* Supplied data
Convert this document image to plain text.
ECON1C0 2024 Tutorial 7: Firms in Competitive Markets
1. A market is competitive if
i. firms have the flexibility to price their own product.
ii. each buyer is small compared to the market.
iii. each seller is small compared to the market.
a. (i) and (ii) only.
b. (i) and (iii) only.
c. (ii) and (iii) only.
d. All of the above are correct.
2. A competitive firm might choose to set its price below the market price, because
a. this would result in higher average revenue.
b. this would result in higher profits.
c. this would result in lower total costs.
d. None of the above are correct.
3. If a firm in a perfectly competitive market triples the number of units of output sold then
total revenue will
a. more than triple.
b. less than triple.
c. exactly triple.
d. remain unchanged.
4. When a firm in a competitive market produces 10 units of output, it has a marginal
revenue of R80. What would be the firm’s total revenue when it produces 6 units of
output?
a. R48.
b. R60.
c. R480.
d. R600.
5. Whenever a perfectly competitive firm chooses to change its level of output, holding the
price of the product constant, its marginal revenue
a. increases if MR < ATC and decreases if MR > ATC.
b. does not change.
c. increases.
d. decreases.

* What you will do
In the entries above, find each line with the word "marginal" and show it.

* Reply to the task
4. When a firm in a competitive market produces 10 units of output, it has a marginal
price of the product constant, its marginal revenue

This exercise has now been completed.